WHAT THE TASK REQUIRES: Type out the records that follow, exactly as given.
#### DATA FOR THIS EXERCISE
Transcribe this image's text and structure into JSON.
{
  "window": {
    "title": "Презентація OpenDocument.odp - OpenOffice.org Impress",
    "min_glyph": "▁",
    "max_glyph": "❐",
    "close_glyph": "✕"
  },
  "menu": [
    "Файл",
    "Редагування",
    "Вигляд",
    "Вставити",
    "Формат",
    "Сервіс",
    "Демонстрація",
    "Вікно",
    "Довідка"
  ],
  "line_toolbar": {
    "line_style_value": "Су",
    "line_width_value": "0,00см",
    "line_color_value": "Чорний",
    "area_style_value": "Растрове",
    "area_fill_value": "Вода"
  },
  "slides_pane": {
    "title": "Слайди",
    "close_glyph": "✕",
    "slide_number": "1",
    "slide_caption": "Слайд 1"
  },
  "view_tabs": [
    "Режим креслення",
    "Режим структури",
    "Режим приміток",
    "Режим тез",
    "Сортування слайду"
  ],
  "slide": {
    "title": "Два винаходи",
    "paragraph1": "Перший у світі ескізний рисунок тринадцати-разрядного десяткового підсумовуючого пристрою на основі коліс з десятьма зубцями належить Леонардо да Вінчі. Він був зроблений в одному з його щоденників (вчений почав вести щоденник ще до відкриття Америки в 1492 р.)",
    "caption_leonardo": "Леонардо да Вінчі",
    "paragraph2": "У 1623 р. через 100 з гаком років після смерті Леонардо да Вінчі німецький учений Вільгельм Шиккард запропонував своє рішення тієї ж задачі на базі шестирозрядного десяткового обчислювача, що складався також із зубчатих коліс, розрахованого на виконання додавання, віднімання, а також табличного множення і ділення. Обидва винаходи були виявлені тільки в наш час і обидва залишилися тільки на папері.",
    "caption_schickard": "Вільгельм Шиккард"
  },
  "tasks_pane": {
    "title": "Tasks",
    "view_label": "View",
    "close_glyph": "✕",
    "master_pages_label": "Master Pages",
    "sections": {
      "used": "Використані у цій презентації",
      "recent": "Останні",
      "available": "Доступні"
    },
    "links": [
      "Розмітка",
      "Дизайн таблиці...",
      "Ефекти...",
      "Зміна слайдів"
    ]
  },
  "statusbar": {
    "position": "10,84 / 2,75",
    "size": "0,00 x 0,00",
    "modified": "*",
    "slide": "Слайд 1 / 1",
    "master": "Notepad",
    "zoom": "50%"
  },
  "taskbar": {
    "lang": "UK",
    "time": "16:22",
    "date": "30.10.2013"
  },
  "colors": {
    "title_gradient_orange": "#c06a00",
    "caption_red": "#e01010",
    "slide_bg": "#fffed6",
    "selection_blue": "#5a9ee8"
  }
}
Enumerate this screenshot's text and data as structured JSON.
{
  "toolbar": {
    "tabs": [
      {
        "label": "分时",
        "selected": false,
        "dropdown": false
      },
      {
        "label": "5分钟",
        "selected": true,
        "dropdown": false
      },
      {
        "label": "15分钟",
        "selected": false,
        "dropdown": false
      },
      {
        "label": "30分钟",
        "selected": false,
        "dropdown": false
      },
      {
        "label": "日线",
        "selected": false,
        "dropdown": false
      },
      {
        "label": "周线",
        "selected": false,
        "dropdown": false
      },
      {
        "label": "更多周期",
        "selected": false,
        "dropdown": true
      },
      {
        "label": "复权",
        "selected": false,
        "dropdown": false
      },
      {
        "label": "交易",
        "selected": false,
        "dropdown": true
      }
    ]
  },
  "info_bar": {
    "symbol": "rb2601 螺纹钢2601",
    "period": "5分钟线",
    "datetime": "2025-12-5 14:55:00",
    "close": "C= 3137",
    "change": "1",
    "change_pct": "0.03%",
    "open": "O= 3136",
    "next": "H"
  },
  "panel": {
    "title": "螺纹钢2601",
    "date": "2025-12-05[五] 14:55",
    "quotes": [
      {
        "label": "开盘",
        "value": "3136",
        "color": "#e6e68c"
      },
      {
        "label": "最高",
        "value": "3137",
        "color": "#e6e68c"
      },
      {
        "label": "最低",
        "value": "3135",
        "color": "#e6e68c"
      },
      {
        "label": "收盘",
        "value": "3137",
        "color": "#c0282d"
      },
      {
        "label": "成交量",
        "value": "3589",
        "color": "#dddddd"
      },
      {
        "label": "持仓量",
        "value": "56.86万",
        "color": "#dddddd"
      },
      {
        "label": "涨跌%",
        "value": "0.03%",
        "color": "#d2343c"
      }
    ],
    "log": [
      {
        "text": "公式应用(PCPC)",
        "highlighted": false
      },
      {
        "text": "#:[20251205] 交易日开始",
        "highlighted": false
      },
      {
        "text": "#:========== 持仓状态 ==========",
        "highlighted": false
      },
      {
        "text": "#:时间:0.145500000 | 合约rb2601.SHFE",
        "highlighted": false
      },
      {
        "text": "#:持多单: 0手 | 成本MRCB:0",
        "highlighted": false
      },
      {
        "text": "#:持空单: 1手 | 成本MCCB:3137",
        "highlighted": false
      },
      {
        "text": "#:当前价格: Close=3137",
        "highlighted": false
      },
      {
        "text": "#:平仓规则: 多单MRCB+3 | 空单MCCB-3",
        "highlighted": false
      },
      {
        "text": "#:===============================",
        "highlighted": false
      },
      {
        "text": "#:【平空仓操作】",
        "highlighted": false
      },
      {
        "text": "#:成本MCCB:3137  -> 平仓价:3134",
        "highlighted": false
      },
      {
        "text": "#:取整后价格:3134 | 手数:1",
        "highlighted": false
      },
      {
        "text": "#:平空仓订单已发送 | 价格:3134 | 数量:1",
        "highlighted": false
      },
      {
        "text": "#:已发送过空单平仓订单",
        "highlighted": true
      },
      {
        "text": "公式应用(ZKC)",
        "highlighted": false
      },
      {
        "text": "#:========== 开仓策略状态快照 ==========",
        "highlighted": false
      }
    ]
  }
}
########
ANSWER TO THE TASK:
Transcribe this image's text and structure into JSON.
{
  "window": {
    "title": "Презентація OpenDocument.odp - OpenOffice.org Impress",
    "min_glyph": "▁",
    "max_glyph": "❐",
    "close_glyph": "✕"
  },
  "menu": [
    "Файл",
    "Редагування",
    "Вигляд",
    "Вставити",
    "Формат",
    "Сервіс",
    "Демонстрація",
    "Вікно",
    "Довідка"
  ],
  "line_toolbar": {
    "line_style_value": "Су",
    "line_width_value": "0,00см",
    "line_color_value": "Чорний",
    "area_style_value": "Растрове",
    "area_fill_value": "Вода"
  },
  "slides_pane": {
    "title": "Слайди",
    "close_glyph": "✕",
    "slide_number": "1",
    "slide_caption": "Слайд 1"
  },
  "view_tabs": [
    "Режим креслення",
    "Режим структури",
    "Режим приміток",
    "Режим тез",
    "Сортування слайду"
  ],
  "slide": {
    "title": "Два винаходи",
    "paragraph1": "Перший у світі ескізний рисунок тринадцати-разрядного десяткового підсумовуючого пристрою на основі коліс з десятьма зубцями належить Леонардо да Вінчі. Він був зроблений в одному з його щоденників (вчений почав вести щоденник ще до відкриття Америки в 1492 р.)",
    "caption_leonardo": "Леонардо да Вінчі",
    "paragraph2": "У 1623 р. через 100 з гаком років після смерті Леонардо да Вінчі німецький учений Вільгельм Шиккард запропонував своє рішення тієї ж задачі на базі шестирозрядного десяткового обчислювача, що складався також із зубчатих коліс, розрахованого на виконання додавання, віднімання, а також табличного множення і ділення. Обидва винаходи були виявлені тільки в наш час і обидва залишилися тільки на папері.",
    "caption_schickard": "Вільгельм Шиккард"
  },
  "tasks_pane": {
    "title": "Tasks",
    "view_label": "View",
    "close_glyph": "✕",
    "master_pages_label": "Master Pages",
    "sections": {
      "used": "Використані у цій презентації",
      "recent": "Останні",
      "available": "Доступні"
    },
    "links": [
      "Розмітка",
      "Дизайн таблиці...",
      "Ефекти...",
      "Зміна слайдів"
    ]
  },
  "statusbar": {
    "position": "10,84 / 2,75",
    "size": "0,00 x 0,00",
    "modified": "*",
    "slide": "Слайд 1 / 1",
    "master": "Notepad",
    "zoom": "50%"
  },
  "taskbar": {
    "lang": "UK",
    "time": "16:22",
    "date": "30.10.2013"
  },
  "colors": {
    "title_gradient_orange": "#c06a00",
    "caption_red": "#e01010",
    "slide_bg": "#fffed6",
    "selection_blue": "#5a9ee8"
  }
}
Enumerate this screenshot's text and data as structured JSON.
{
  "toolbar": {
    "tabs": [
      {
        "label": "分时",
        "selected": false,
        "dropdown": false
      },
      {
        "label": "5分钟",
        "selected": true,
        "dropdown": false
      },
      {
        "label": "15分钟",
        "selected": false,
        "dropdown": false
      },
      {
        "label": "30分钟",
        "selected": false,
        "dropdown": false
      },
      {
        "label": "日线",
        "selected": false,
        "dropdown": false
      },
      {
        "label": "周线",
        "selected": false,
        "dropdown": false
      },
      {
        "label": "更多周期",
        "selected": false,
        "dropdown": true
      },
      {
        "label": "复权",
        "selected": false,
        "dropdown": false
      },
      {
        "label": "交易",
        "selected": false,
        "dropdown": true
      }
    ]
  },
  "info_bar": {
    "symbol": "rb2601 螺纹钢2601",
    "period": "5分钟线",
    "datetime": "2025-12-5 14:55:00",
    "close": "C= 3137",
    "change": "1",
    "change_pct": "0.03%",
    "open": "O= 3136",
    "next": "H"
  },
  "panel": {
    "title": "螺纹钢2601",
    "date": "2025-12-05[五] 14:55",
    "quotes": [
      {
        "label": "开盘",
        "value": "3136",
        "color": "#e6e68c"
      },
      {
        "label": "最高",
        "value": "3137",
        "color": "#e6e68c"
      },
      {
        "label": "最低",
        "value": "3135",
        "color": "#e6e68c"
      },
      {
        "label": "收盘",
        "value": "3137",
        "color": "#c0282d"
      },
      {
        "label": "成交量",
        "value": "3589",
        "color": "#dddddd"
      },
      {
        "label": "持仓量",
        "value": "56.86万",
        "color": "#dddddd"
      },
      {
        "label": "涨跌%",
        "value": "0.03%",
        "color": "#d2343c"
      }
    ],
    "log": [
      {
        "text": "公式应用(PCPC)",
        "highlighted": false
      },
      {
        "text": "#:[20251205] 交易日开始",
        "highlighted": false
      },
      {
        "text": "#:========== 持仓状态 ==========",
        "highlighted": false
      },
      {
        "text": "#:时间:0.145500000 | 合约rb2601.SHFE",
        "highlighted": false
      },
      {
        "text": "#:持多单: 0手 | 成本MRCB:0",
        "highlighted": false
      },
      {
        "text": "#:持空单: 1手 | 成本MCCB:3137",
        "highlighted": false
      },
      {
        "text": "#:当前价格: Close=3137",
        "highlighted": false
      },
      {
        "text": "#:平仓规则: 多单MRCB+3 | 空单MCCB-3",
        "highlighted": false
      },
      {
        "text": "#:===============================",
        "highlighted": false
      },
      {
        "text": "#:【平空仓操作】",
        "highlighted": false
      },
      {
        "text": "#:成本MCCB:3137  -> 平仓价:3134",
        "highlighted": false
      },
      {
        "text": "#:取整后价格:3134 | 手数:1",
        "highlighted": false
      },
      {
        "text": "#:平空仓订单已发送 | 价格:3134 | 数量:1",
        "highlighted": false
      },
      {
        "text": "#:已发送过空单平仓订单",
        "highlighted": true
      },
      {
        "text": "公式应用(ZKC)",
        "highlighted": false
      },
      {
        "text": "#:========== 开仓策略状态快照 ==========",
        "highlighted": false
      }
    ]
  }
}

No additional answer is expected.